---- SUPPLIED ENTRIES

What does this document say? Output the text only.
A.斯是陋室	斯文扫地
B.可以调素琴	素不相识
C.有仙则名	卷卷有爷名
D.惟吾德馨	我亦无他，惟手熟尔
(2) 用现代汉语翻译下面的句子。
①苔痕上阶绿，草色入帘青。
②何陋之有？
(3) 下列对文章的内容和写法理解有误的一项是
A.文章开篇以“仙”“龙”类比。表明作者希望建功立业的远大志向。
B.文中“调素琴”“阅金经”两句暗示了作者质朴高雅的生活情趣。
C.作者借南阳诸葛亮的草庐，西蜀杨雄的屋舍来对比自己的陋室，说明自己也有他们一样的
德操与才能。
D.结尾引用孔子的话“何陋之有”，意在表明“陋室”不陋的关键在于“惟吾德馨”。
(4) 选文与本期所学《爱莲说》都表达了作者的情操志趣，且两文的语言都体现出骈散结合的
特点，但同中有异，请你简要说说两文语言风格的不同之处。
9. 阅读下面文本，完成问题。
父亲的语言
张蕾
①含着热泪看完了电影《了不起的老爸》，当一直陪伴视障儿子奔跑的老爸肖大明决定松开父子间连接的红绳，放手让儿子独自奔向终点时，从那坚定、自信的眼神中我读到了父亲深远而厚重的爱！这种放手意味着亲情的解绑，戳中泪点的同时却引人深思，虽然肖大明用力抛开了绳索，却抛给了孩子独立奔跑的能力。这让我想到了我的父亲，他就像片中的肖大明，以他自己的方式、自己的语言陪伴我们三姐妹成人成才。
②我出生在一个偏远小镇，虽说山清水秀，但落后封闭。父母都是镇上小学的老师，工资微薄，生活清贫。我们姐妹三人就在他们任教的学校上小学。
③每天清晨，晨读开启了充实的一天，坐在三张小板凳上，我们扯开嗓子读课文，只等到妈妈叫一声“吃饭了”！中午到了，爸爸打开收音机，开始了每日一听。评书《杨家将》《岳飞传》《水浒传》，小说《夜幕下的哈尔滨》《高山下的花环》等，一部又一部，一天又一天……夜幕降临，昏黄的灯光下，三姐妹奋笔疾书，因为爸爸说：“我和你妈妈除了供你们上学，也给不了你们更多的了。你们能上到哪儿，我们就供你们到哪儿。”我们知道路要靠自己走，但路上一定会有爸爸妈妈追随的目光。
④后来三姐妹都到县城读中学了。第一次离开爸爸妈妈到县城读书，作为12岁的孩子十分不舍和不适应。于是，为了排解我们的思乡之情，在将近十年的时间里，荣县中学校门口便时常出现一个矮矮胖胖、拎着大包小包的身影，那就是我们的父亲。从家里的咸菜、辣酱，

--------

> [EXERCISE DETAILS]: Extract every entry in the listing word for word.

> [SOLUTION BELOW]:
What does this document say? Output the text only.
A.斯是陋室	斯文扫地
B.可以调素琴	素不相识
C.有仙则名	卷卷有爷名
D.惟吾德馨	我亦无他，惟手熟尔
(2) 用现代汉语翻译下面的句子。
①苔痕上阶绿，草色入帘青。
②何陋之有？
(3) 下列对文章的内容和写法理解有误的一项是
A.文章开篇以“仙”“龙”类比。表明作者希望建功立业的远大志向。
B.文中“调素琴”“阅金经”两句暗示了作者质朴高雅的生活情趣。
C.作者借南阳诸葛亮的草庐，西蜀杨雄的屋舍来对比自己的陋室，说明自己也有他们一样的
德操与才能。
D.结尾引用孔子的话“何陋之有”，意在表明“陋室”不陋的关键在于“惟吾德馨”。
(4) 选文与本期所学《爱莲说》都表达了作者的情操志趣，且两文的语言都体现出骈散结合的
特点，但同中有异，请你简要说说两文语言风格的不同之处。
9. 阅读下面文本，完成问题。
父亲的语言
张蕾
①含着热泪看完了电影《了不起的老爸》，当一直陪伴视障儿子奔跑的老爸肖大明决定松开父子间连接的红绳，放手让儿子独自奔向终点时，从那坚定、自信的眼神中我读到了父亲深远而厚重的爱！这种放手意味着亲情的解绑，戳中泪点的同时却引人深思，虽然肖大明用力抛开了绳索，却抛给了孩子独立奔跑的能力。这让我想到了我的父亲，他就像片中的肖大明，以他自己的方式、自己的语言陪伴我们三姐妹成人成才。
②我出生在一个偏远小镇，虽说山清水秀，但落后封闭。父母都是镇上小学的老师，工资微薄，生活清贫。我们姐妹三人就在他们任教的学校上小学。
③每天清晨，晨读开启了充实的一天，坐在三张小板凳上，我们扯开嗓子读课文，只等到妈妈叫一声“吃饭了”！中午到了，爸爸打开收音机，开始了每日一听。评书《杨家将》《岳飞传》《水浒传》，小说《夜幕下的哈尔滨》《高山下的花环》等，一部又一部，一天又一天……夜幕降临，昏黄的灯光下，三姐妹奋笔疾书，因为爸爸说：“我和你妈妈除了供你们上学，也给不了你们更多的了。你们能上到哪儿，我们就供你们到哪儿。”我们知道路要靠自己走，但路上一定会有爸爸妈妈追随的目光。
④后来三姐妹都到县城读中学了。第一次离开爸爸妈妈到县城读书，作为12岁的孩子十分不舍和不适应。于是，为了排解我们的思乡之情，在将近十年的时间里，荣县中学校门口便时常出现一个矮矮胖胖、拎着大包小包的身影，那就是我们的父亲。从家里的咸菜、辣酱，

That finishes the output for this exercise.